> _Stored records_:
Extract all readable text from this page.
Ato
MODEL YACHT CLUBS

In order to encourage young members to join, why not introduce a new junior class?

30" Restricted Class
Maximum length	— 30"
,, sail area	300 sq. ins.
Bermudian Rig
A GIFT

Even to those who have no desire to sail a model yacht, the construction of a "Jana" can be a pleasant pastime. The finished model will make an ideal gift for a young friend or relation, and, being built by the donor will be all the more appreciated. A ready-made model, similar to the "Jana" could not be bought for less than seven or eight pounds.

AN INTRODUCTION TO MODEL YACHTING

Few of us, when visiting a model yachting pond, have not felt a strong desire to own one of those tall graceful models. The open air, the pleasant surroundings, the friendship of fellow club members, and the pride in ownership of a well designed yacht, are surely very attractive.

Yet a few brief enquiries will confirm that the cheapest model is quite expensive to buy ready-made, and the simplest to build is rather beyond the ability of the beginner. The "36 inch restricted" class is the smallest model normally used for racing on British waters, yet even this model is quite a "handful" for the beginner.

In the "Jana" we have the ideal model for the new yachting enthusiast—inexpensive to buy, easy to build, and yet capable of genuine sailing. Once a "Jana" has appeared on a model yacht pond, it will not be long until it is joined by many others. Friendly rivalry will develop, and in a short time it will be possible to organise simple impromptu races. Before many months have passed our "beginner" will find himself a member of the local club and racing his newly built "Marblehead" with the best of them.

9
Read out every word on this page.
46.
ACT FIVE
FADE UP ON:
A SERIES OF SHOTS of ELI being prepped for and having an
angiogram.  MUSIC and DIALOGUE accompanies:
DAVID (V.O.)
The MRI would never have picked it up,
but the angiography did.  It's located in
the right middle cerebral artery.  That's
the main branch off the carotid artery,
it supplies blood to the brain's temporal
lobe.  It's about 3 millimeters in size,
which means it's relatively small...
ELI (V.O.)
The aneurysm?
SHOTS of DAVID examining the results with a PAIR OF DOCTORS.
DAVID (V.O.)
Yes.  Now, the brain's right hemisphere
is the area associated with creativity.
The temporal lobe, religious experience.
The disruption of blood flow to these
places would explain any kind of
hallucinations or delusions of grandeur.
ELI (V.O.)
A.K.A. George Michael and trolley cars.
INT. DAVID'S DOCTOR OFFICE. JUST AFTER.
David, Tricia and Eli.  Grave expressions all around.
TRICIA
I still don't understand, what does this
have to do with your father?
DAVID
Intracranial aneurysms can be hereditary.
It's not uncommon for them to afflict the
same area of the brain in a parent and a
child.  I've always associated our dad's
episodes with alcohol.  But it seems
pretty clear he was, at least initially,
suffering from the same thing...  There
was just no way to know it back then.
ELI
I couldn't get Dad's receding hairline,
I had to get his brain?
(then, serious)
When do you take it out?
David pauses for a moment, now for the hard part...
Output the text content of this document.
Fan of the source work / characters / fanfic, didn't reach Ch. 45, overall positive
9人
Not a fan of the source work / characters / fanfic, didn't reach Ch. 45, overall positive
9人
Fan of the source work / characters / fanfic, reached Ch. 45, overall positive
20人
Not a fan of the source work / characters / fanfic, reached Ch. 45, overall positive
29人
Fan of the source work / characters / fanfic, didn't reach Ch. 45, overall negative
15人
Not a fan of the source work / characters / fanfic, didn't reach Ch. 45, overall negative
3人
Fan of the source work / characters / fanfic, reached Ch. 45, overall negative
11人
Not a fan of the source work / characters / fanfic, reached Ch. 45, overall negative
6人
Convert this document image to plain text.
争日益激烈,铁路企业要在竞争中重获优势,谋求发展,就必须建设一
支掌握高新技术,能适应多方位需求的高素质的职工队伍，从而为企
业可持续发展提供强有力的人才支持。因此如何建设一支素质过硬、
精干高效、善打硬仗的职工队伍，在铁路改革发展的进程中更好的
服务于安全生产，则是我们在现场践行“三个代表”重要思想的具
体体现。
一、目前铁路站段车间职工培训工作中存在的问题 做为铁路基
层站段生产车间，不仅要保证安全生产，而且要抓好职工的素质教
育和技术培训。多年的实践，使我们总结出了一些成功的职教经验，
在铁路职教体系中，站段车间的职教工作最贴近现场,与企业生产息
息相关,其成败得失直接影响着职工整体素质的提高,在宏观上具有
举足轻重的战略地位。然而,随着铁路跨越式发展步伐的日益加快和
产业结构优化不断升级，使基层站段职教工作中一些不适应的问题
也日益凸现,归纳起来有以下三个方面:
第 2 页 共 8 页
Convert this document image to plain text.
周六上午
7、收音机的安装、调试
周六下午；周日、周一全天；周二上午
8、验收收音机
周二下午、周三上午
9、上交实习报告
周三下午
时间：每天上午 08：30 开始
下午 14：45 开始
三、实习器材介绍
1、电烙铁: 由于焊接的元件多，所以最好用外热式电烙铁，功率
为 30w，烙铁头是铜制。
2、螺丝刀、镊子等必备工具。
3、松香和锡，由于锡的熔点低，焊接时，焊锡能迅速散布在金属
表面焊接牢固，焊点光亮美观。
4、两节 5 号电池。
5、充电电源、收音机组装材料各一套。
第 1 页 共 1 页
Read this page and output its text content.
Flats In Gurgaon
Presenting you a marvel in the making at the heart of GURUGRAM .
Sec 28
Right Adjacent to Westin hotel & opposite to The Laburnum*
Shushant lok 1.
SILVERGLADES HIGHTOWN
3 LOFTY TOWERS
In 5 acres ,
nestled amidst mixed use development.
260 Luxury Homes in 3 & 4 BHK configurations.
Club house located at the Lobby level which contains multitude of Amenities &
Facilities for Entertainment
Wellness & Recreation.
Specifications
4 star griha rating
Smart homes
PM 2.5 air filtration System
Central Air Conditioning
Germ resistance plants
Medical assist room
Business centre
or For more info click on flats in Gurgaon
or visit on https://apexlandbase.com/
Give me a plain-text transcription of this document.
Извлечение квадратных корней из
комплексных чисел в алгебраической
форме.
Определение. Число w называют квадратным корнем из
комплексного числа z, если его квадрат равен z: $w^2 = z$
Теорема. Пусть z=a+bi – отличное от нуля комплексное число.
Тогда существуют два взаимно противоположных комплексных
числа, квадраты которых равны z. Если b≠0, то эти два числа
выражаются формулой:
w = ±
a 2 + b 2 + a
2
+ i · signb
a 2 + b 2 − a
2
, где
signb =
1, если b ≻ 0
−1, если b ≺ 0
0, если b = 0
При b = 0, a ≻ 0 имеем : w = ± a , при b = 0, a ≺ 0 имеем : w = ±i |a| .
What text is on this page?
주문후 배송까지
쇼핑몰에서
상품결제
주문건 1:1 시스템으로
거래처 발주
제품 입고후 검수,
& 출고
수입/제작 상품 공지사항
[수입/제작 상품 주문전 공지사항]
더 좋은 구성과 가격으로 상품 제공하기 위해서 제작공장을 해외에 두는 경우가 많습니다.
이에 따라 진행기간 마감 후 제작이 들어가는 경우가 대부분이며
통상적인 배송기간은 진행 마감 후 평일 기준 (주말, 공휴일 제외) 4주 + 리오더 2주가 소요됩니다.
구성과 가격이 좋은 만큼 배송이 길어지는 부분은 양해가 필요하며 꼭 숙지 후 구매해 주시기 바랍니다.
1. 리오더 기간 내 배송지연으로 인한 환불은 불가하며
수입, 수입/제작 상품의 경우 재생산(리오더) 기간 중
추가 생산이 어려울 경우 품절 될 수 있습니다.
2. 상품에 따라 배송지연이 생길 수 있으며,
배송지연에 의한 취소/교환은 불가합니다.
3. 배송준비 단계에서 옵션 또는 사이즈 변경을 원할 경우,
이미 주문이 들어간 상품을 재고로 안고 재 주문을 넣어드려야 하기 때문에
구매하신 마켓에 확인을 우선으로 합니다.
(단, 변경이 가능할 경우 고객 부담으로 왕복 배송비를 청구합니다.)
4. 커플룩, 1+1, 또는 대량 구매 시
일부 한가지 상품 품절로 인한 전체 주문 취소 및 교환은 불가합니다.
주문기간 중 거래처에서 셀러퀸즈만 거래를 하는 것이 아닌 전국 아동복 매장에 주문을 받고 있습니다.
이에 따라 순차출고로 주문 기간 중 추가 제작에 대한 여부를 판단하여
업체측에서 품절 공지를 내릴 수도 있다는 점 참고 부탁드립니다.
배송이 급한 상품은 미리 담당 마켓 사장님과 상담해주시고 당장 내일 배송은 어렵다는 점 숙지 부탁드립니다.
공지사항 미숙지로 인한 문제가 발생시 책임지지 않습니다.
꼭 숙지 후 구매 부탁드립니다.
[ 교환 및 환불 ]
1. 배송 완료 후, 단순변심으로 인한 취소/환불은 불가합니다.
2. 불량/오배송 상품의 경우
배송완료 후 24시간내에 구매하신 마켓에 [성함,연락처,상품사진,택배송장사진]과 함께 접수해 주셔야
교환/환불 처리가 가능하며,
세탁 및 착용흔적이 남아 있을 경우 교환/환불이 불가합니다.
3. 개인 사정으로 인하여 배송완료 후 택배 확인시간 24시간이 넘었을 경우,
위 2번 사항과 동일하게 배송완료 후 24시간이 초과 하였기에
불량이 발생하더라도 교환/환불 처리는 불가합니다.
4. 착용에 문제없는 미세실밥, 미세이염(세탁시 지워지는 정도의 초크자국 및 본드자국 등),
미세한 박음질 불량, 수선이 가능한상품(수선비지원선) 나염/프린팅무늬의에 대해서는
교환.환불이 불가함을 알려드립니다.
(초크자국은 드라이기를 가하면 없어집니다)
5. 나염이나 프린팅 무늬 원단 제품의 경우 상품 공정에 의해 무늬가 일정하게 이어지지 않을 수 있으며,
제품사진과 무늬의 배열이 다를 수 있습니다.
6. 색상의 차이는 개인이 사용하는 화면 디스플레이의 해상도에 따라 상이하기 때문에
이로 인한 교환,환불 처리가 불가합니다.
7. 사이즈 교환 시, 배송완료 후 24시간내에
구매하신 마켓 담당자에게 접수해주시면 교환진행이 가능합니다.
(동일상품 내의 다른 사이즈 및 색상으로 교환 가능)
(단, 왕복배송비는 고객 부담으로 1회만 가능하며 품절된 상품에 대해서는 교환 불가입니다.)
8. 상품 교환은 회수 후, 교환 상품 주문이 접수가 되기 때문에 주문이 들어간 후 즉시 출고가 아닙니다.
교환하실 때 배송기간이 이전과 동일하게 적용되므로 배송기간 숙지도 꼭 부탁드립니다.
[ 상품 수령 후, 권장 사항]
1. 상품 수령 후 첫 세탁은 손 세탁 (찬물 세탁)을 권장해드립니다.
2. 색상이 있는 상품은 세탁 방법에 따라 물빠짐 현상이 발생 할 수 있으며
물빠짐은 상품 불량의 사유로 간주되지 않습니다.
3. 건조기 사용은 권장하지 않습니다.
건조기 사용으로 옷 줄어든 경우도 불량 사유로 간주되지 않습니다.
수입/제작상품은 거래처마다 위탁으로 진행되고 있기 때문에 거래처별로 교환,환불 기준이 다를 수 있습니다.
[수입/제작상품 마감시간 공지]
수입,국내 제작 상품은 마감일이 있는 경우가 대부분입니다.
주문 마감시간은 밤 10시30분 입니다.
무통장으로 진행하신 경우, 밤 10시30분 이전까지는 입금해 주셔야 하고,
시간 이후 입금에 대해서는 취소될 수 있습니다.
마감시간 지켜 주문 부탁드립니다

> _Task instructions_: Select every line of the records holding the string "would".

> _Expected answer_:
The MRI would never have picked it up,
places would explain any kind of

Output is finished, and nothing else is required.